→ **WRITTEN TASK**: Lines that hold the string "false" are to be counted; give only their number.

→ **RECORDS SHOWN**:

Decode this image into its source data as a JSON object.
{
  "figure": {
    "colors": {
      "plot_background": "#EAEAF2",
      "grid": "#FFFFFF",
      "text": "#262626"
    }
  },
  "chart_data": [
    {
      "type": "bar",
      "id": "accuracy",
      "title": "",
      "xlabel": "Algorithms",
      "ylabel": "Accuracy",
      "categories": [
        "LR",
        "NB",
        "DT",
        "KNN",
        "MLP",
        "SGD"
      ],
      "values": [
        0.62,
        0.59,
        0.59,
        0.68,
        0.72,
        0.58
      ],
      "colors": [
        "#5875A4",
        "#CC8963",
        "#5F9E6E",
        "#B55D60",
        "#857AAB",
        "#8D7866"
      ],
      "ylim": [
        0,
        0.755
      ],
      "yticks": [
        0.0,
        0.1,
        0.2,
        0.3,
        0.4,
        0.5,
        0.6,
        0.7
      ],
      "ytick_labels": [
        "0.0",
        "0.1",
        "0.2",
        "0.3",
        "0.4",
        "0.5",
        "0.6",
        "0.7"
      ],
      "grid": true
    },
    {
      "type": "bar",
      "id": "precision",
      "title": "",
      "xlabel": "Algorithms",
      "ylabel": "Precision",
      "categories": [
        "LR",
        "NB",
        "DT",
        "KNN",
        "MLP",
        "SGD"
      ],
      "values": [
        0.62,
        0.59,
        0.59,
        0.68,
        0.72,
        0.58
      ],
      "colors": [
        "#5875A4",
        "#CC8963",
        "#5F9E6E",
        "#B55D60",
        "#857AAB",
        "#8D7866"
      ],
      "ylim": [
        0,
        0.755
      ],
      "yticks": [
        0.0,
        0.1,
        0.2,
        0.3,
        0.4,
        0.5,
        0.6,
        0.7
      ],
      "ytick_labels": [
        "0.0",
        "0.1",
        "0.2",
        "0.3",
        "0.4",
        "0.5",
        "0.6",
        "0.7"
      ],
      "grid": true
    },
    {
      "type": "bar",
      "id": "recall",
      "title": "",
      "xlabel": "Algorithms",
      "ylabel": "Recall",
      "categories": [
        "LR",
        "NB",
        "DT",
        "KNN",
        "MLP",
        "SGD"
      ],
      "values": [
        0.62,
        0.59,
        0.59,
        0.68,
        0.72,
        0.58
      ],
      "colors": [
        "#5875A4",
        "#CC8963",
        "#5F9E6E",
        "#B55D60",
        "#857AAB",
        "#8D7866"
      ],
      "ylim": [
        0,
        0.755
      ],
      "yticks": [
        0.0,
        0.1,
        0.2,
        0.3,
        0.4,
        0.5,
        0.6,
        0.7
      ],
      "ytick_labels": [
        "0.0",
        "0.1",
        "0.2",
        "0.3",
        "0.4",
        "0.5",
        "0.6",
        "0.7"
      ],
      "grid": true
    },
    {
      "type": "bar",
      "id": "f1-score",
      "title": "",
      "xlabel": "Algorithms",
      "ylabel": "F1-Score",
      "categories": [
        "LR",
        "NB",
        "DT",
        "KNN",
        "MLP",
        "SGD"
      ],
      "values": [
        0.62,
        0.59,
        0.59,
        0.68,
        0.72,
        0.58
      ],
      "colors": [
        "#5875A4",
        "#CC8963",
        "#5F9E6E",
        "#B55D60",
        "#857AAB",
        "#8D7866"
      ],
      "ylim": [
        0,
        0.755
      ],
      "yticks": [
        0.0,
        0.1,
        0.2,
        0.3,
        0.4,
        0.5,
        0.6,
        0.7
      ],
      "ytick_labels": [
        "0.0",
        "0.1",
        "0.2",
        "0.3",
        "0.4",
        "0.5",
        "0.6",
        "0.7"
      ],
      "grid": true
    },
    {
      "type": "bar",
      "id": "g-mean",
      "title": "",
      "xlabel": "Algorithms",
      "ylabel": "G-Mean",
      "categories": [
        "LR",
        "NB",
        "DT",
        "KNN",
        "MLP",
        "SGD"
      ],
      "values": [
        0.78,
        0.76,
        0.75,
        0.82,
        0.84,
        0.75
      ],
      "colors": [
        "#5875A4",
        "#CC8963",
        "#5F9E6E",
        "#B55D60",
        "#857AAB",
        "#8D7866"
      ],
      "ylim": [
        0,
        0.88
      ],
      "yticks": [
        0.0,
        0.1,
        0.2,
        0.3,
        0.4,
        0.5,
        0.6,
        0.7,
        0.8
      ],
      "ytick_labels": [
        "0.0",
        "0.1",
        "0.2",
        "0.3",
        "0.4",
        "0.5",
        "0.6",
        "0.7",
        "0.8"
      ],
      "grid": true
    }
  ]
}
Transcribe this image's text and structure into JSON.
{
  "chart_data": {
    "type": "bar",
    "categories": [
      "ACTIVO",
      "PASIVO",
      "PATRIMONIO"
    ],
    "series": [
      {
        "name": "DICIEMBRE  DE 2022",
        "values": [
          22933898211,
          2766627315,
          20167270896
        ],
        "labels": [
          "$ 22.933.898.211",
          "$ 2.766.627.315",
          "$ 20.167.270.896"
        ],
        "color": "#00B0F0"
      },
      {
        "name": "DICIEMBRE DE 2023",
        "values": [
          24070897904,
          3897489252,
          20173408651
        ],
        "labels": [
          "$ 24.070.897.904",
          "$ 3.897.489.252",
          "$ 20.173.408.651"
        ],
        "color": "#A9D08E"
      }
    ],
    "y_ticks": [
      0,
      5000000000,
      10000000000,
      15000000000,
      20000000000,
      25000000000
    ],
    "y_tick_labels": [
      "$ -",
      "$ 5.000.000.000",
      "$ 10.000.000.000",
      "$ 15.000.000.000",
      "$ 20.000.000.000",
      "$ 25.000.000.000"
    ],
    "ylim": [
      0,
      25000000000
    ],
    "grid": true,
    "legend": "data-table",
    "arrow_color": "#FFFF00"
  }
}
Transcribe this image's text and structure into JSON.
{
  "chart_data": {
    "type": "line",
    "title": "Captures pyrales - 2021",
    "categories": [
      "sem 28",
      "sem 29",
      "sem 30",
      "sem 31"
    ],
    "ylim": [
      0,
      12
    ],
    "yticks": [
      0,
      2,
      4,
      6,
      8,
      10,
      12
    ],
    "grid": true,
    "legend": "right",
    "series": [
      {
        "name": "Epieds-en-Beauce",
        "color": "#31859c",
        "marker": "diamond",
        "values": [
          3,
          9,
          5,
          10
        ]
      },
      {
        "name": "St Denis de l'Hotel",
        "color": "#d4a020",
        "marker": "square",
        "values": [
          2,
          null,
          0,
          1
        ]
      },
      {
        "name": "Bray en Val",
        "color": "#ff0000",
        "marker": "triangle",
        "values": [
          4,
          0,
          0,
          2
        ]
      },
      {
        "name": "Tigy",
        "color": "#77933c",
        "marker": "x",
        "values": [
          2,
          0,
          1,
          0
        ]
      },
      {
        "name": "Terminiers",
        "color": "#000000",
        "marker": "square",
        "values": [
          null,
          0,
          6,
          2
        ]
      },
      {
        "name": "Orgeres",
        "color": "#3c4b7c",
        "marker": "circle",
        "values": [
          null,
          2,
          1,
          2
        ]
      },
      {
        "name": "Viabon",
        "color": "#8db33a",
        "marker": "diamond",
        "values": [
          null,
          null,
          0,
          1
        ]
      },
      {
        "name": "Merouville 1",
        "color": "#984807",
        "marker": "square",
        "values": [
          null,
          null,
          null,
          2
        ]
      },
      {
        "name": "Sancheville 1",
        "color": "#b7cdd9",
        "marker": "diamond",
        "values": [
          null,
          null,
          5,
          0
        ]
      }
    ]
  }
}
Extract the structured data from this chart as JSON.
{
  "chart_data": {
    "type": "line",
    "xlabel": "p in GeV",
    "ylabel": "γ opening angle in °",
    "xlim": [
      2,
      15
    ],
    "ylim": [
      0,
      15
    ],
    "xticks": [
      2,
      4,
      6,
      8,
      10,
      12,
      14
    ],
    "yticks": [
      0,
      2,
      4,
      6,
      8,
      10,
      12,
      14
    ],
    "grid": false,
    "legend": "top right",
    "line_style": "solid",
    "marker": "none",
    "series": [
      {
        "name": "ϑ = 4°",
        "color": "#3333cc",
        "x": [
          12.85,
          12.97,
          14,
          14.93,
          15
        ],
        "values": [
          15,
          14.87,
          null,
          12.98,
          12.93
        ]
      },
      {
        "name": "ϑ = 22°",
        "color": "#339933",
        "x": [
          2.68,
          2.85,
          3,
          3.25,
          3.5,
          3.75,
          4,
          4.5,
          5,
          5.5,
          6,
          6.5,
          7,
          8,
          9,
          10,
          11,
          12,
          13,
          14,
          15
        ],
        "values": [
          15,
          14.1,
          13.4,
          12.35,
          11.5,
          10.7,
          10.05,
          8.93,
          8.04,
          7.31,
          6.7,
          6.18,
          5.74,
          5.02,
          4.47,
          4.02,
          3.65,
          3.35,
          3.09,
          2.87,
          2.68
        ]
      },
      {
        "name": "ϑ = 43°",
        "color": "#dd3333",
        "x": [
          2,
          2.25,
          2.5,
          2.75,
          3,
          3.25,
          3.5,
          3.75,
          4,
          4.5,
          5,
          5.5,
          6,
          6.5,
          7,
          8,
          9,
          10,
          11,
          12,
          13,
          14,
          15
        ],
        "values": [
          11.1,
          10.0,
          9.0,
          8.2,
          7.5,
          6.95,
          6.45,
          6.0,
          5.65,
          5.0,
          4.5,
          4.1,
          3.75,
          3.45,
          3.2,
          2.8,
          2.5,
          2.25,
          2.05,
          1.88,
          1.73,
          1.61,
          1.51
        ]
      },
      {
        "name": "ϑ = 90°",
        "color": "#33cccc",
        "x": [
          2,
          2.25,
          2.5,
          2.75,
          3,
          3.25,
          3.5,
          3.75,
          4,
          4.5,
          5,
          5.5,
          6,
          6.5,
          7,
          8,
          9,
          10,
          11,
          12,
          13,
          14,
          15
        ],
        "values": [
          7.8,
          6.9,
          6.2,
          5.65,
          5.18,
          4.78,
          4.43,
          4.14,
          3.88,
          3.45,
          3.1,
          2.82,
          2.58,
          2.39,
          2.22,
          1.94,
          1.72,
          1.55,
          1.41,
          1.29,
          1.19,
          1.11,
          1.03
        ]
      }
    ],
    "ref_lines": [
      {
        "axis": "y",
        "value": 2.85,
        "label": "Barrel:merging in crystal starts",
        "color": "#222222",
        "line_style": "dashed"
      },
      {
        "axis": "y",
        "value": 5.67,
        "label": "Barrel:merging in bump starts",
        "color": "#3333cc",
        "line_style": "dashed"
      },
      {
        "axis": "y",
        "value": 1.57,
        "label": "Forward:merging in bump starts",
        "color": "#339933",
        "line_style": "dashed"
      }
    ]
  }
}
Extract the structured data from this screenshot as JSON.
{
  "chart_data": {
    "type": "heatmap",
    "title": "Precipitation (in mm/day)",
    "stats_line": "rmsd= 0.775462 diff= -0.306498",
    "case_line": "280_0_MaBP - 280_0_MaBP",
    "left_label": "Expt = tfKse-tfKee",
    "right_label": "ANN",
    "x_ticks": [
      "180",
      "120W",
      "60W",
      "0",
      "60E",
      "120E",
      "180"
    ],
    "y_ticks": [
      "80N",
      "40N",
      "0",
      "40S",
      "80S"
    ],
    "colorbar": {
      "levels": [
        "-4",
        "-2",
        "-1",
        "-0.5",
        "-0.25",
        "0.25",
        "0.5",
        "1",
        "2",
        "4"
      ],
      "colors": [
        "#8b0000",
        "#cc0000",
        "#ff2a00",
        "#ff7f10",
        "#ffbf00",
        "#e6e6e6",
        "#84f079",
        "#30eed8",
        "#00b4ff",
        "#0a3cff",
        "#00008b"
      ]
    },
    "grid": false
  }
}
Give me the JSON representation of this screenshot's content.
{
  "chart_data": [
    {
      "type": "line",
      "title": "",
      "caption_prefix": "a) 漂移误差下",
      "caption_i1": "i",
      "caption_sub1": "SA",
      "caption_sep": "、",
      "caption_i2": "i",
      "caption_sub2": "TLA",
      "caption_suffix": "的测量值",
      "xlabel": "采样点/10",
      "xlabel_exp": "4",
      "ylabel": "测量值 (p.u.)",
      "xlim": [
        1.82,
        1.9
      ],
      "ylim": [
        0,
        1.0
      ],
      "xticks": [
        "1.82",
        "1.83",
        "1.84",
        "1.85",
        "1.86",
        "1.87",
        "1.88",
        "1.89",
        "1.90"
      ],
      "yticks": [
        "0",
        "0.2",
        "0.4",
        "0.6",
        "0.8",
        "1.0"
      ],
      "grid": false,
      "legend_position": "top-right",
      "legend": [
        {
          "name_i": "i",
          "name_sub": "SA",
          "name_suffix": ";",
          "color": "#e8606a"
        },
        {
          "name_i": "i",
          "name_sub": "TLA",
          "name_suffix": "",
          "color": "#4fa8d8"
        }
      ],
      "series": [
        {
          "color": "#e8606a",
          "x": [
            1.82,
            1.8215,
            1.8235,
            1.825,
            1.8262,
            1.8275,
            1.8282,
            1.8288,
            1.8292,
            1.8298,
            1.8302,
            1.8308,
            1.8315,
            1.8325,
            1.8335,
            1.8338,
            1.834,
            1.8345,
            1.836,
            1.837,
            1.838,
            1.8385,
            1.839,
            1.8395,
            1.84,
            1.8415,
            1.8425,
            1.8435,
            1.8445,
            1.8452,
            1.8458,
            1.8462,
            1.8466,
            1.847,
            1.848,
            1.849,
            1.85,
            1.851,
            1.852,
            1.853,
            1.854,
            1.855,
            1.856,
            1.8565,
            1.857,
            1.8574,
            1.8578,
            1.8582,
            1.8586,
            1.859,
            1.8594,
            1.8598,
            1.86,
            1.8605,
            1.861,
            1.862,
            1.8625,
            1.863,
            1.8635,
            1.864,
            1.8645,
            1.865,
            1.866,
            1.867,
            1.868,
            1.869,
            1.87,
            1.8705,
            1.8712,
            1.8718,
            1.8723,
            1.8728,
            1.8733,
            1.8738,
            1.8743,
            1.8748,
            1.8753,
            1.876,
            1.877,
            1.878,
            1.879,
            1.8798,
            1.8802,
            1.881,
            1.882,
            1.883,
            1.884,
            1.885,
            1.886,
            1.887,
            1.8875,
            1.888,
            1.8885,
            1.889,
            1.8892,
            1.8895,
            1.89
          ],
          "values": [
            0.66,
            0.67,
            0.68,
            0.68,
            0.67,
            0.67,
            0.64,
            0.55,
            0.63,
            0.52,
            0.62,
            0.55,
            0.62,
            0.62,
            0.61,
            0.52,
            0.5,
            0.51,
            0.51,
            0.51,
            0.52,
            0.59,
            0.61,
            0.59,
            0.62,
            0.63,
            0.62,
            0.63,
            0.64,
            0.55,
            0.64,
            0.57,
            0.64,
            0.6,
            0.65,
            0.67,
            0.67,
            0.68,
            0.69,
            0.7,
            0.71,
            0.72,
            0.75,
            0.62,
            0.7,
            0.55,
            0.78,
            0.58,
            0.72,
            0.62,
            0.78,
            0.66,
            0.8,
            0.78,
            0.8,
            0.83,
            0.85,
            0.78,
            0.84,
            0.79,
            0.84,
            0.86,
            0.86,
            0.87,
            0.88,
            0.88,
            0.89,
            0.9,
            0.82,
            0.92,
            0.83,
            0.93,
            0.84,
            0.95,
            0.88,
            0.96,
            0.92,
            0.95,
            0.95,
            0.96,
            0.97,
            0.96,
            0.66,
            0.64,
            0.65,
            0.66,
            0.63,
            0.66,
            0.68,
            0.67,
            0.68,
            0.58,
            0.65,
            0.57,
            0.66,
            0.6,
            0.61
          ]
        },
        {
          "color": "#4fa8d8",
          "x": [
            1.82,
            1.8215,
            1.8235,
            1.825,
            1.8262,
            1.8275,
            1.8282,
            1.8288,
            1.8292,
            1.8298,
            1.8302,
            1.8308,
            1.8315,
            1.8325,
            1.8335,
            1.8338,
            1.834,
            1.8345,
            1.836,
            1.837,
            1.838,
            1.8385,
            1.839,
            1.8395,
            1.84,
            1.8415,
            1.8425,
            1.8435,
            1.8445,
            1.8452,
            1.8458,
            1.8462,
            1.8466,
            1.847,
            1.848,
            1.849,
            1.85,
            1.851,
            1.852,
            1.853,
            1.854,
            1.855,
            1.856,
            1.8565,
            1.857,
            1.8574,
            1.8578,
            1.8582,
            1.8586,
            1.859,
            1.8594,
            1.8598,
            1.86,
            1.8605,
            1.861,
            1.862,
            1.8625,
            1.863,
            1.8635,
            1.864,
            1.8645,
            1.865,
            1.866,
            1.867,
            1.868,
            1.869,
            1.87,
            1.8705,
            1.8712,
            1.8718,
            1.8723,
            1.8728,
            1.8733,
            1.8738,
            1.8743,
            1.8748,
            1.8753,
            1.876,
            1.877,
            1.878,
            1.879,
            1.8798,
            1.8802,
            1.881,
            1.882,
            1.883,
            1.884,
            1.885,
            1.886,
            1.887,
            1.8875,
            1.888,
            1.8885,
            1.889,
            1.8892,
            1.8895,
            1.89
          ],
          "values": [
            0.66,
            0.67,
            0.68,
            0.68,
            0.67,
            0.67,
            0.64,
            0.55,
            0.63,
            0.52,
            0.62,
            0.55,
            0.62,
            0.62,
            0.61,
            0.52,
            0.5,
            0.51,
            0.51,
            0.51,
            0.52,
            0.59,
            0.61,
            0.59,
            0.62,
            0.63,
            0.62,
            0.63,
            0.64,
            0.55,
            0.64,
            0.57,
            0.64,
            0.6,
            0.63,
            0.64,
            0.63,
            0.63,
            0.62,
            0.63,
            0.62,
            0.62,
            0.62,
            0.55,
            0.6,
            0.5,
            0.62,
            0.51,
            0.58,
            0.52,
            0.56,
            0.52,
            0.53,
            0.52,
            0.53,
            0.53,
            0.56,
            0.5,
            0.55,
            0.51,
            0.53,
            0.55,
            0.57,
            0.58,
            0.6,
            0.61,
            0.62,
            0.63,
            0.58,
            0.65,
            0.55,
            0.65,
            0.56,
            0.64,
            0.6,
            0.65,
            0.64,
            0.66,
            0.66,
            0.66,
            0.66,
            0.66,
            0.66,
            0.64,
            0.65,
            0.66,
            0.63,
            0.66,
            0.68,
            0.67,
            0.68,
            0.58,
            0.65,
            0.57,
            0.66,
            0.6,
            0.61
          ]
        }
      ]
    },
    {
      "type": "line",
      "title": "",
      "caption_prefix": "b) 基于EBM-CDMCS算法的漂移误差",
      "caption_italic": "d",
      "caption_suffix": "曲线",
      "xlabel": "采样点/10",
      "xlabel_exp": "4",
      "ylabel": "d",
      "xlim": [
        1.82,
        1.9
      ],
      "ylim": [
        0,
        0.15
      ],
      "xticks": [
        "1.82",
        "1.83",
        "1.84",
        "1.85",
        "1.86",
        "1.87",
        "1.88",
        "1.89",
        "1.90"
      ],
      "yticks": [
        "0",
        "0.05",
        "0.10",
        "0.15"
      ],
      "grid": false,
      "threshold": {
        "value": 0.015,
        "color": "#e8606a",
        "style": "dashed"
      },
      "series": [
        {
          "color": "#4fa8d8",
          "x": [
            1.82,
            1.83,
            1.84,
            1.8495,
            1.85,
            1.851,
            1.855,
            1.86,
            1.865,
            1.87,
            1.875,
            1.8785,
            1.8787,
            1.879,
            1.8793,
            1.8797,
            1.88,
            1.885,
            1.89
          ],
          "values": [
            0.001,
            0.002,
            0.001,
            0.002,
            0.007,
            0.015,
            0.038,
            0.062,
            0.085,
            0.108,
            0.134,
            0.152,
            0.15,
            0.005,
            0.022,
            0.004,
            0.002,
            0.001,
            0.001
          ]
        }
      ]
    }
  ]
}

→ **PROBLEM SOLUTION**: 4